--- SET PROBLEM ---
Only the lines holding the string "activities" are needed. Copy each one.

Stored data
§ §

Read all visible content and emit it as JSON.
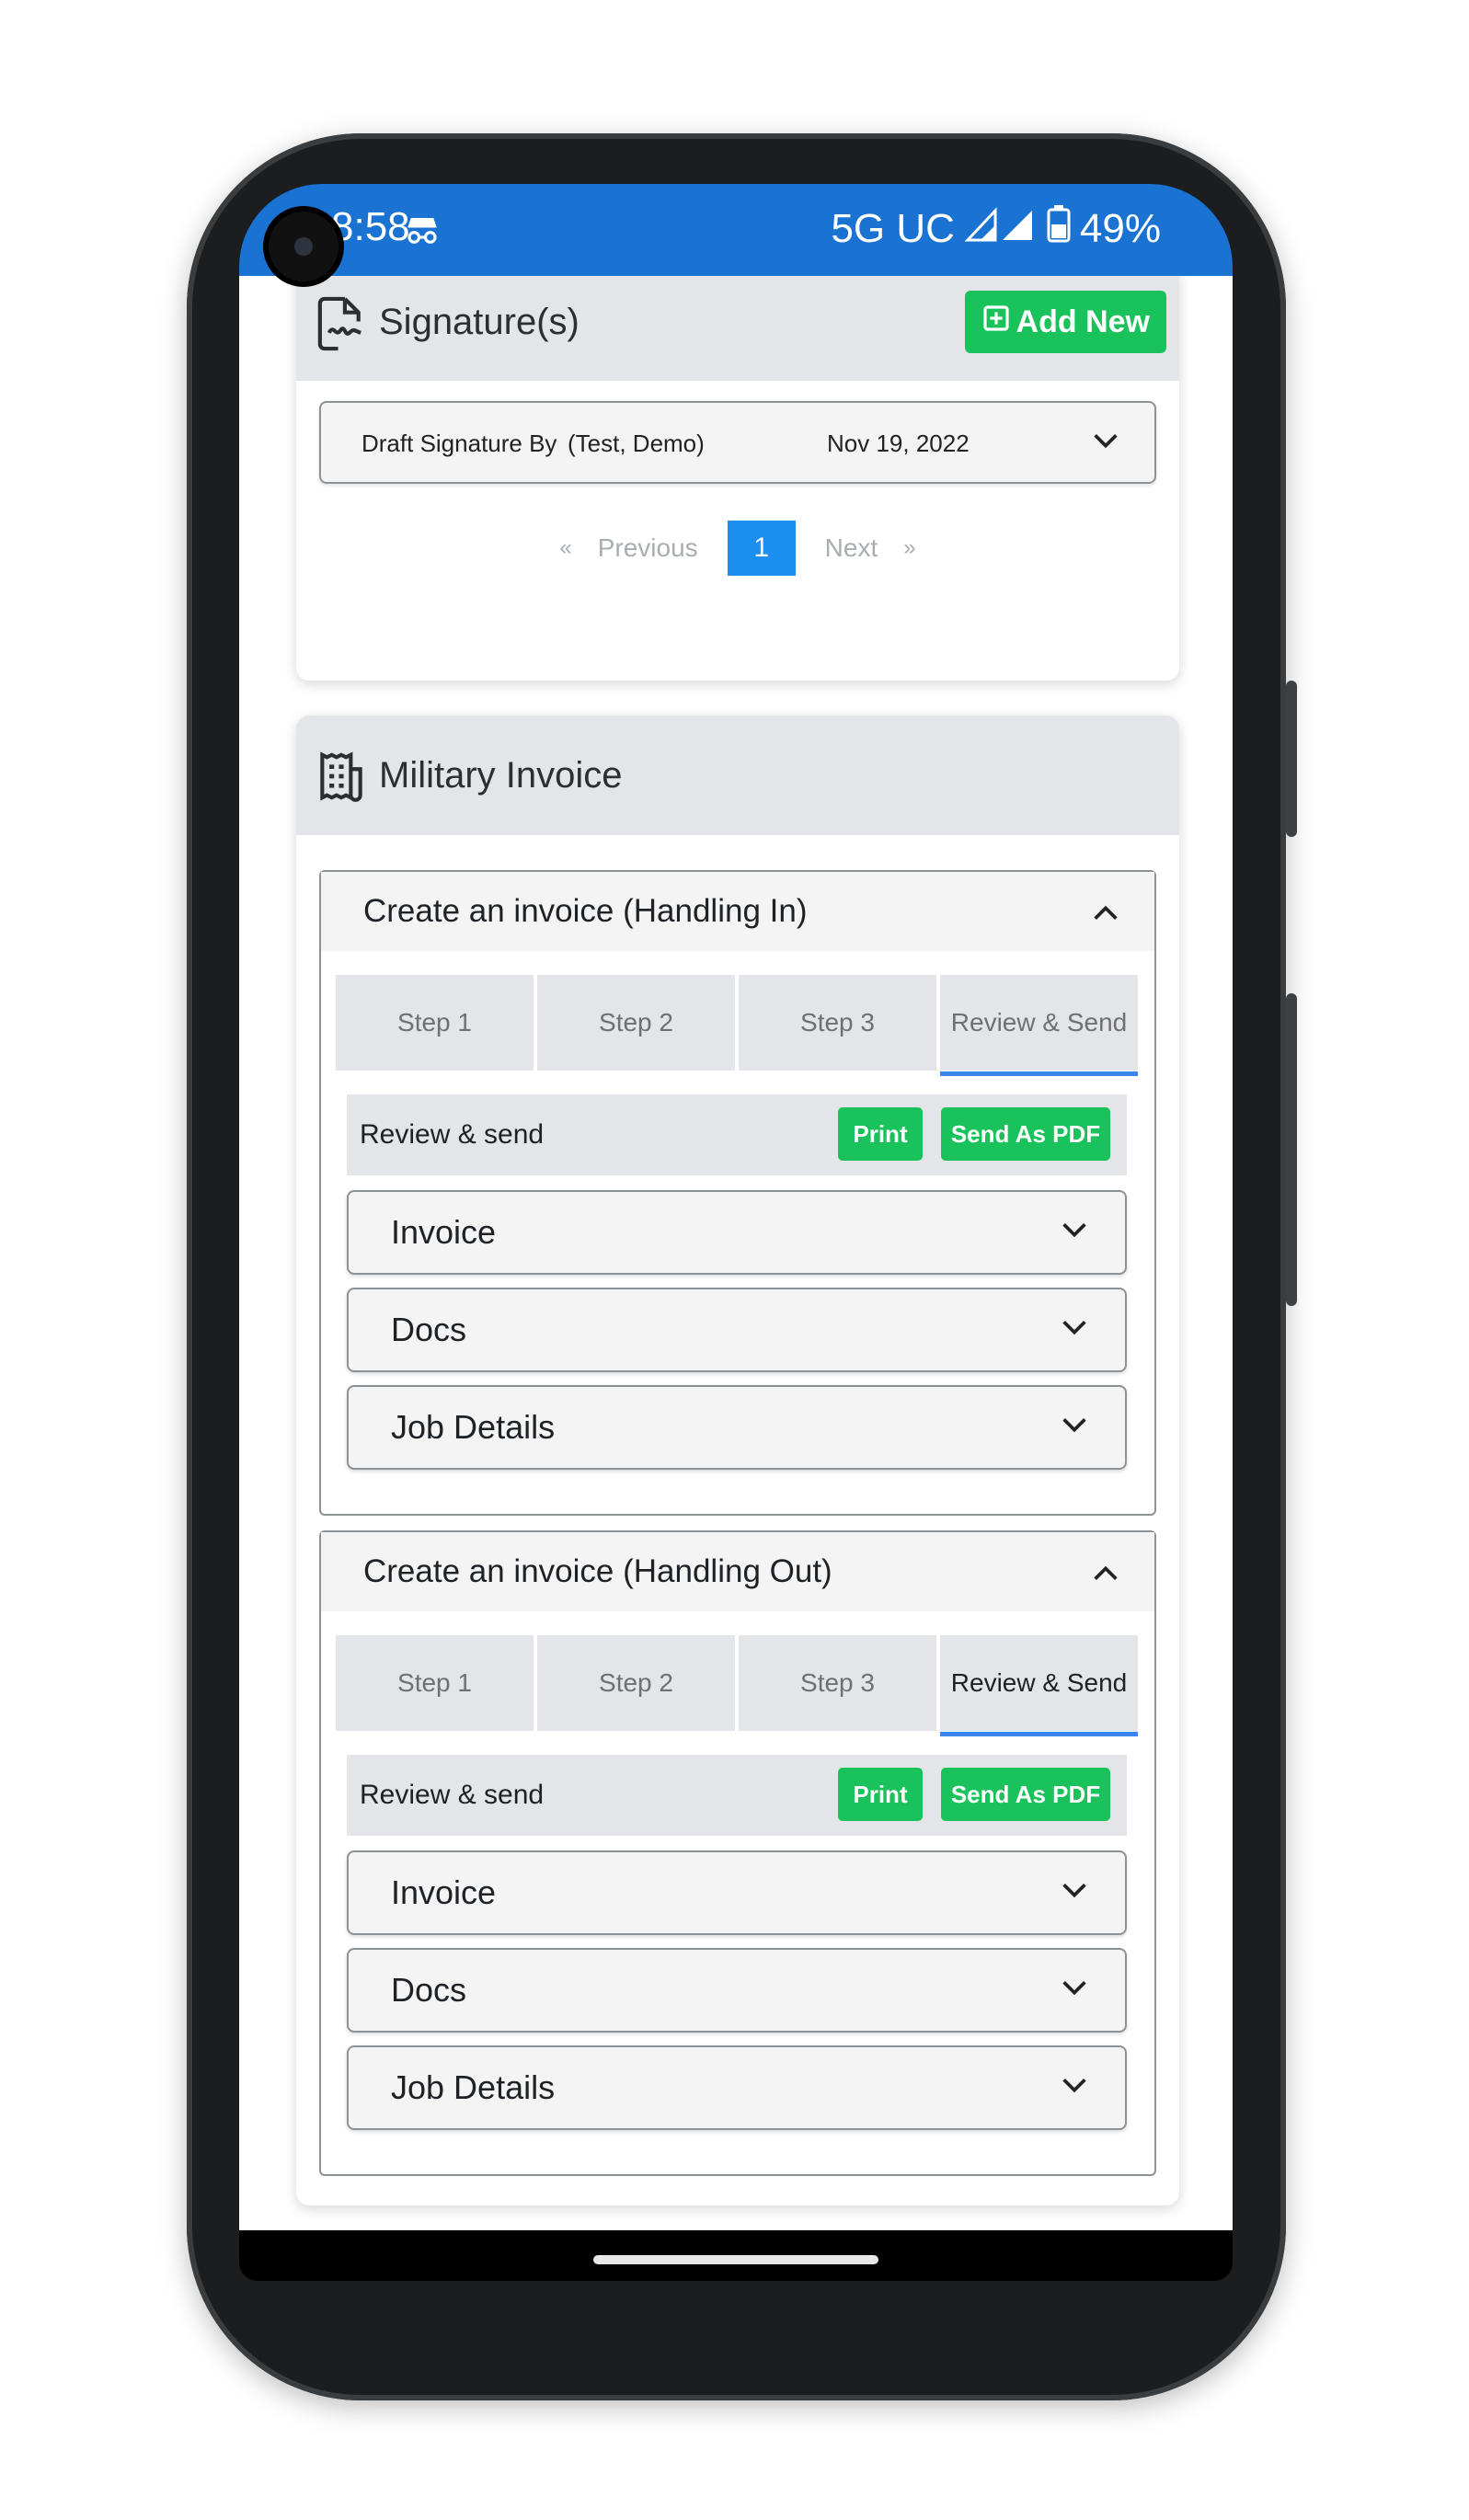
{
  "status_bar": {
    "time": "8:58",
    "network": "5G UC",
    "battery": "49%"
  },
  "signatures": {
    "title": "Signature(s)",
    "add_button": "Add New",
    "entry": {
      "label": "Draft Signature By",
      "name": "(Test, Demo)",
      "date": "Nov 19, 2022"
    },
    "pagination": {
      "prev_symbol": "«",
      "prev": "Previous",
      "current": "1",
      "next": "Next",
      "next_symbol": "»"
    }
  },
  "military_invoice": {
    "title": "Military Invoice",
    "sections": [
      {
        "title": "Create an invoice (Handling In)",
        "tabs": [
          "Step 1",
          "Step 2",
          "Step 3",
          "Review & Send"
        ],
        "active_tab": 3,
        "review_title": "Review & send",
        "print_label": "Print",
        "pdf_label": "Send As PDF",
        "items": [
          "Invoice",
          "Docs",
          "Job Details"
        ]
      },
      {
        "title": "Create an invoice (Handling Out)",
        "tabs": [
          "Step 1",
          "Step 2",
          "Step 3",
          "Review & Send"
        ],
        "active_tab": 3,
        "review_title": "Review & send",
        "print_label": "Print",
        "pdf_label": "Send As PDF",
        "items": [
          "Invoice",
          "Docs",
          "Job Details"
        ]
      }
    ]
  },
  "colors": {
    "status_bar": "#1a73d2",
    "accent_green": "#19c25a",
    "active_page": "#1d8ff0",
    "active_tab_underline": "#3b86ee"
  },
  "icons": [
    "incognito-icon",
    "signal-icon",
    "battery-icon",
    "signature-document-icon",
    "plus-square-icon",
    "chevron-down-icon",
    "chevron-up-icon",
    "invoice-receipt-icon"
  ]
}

§ §

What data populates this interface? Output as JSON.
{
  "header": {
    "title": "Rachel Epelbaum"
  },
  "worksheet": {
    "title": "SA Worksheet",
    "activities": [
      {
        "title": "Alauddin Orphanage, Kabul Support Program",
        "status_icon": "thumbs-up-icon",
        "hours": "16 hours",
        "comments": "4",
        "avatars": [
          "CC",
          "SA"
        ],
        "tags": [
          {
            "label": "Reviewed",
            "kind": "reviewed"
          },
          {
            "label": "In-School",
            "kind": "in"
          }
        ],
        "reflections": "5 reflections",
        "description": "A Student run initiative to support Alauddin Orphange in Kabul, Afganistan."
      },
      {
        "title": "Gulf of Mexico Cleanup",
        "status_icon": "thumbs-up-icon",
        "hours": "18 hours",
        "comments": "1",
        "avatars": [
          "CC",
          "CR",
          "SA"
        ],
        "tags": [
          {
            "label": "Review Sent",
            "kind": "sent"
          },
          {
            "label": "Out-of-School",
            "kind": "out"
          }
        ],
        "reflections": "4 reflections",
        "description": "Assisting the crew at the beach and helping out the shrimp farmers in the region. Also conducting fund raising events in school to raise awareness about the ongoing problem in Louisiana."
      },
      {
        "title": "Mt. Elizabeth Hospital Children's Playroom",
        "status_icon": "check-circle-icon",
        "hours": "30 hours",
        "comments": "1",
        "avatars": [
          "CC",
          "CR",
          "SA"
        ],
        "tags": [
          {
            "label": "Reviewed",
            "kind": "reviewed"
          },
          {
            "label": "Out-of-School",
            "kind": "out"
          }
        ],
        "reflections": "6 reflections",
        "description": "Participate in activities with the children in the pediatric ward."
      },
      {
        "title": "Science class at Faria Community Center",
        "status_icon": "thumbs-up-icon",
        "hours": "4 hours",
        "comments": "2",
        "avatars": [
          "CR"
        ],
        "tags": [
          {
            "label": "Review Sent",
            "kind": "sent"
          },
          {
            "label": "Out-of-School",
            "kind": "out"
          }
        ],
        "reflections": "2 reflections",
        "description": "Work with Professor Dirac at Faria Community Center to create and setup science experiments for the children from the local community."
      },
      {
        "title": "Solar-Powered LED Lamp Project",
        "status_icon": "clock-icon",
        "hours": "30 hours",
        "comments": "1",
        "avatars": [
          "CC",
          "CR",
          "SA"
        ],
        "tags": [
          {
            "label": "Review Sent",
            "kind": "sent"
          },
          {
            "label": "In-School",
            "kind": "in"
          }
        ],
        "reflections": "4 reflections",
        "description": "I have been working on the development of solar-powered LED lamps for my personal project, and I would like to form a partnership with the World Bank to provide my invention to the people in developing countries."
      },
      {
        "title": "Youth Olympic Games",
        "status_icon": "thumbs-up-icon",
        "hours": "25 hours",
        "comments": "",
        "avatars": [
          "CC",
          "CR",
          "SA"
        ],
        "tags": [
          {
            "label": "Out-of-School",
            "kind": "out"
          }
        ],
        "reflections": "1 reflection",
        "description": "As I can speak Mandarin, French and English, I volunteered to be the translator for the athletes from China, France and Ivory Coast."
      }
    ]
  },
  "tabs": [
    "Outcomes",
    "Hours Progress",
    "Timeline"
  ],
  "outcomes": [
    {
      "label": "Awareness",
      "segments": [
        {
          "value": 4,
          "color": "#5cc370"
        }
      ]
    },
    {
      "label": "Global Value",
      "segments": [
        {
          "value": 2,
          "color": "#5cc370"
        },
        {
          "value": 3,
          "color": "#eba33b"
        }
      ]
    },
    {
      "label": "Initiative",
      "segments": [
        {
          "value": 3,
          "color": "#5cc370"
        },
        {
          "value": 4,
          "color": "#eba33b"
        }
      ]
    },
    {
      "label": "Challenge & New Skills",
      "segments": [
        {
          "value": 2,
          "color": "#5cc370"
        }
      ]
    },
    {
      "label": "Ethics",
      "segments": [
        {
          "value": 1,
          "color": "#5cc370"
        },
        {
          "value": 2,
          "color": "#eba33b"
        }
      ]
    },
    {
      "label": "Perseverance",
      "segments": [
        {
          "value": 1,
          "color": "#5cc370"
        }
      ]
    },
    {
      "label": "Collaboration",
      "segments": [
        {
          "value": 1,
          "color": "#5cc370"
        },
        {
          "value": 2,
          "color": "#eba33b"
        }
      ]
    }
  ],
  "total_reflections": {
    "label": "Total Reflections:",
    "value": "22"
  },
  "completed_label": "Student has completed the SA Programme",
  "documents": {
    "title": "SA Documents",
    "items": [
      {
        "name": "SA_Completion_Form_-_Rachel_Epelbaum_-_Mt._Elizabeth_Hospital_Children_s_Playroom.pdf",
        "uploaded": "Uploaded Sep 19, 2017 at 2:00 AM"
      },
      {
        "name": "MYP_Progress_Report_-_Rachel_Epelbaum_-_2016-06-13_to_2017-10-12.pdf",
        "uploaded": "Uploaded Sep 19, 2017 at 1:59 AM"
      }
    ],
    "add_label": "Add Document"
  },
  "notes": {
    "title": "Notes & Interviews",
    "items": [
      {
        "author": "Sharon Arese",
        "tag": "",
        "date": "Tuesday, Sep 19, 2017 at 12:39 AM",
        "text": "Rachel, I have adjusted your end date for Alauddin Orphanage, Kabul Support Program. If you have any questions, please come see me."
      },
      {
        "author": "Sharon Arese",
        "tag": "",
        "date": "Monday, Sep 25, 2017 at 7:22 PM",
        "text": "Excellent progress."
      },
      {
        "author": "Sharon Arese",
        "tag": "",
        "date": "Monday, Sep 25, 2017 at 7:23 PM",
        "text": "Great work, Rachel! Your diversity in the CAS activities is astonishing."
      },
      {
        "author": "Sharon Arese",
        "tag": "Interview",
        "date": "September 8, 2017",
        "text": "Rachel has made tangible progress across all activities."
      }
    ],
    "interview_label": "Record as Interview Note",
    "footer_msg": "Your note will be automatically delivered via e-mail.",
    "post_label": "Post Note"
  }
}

§ §

--- ANSWER FOR THE TASK ---
    "activities": [
        "description": "Participate in activities with the children in the pediatric ward."
        "text": "Great work, Rachel! Your diversity in the CAS activities is astonishing."
        "text": "Rachel has made tangible progress across all activities."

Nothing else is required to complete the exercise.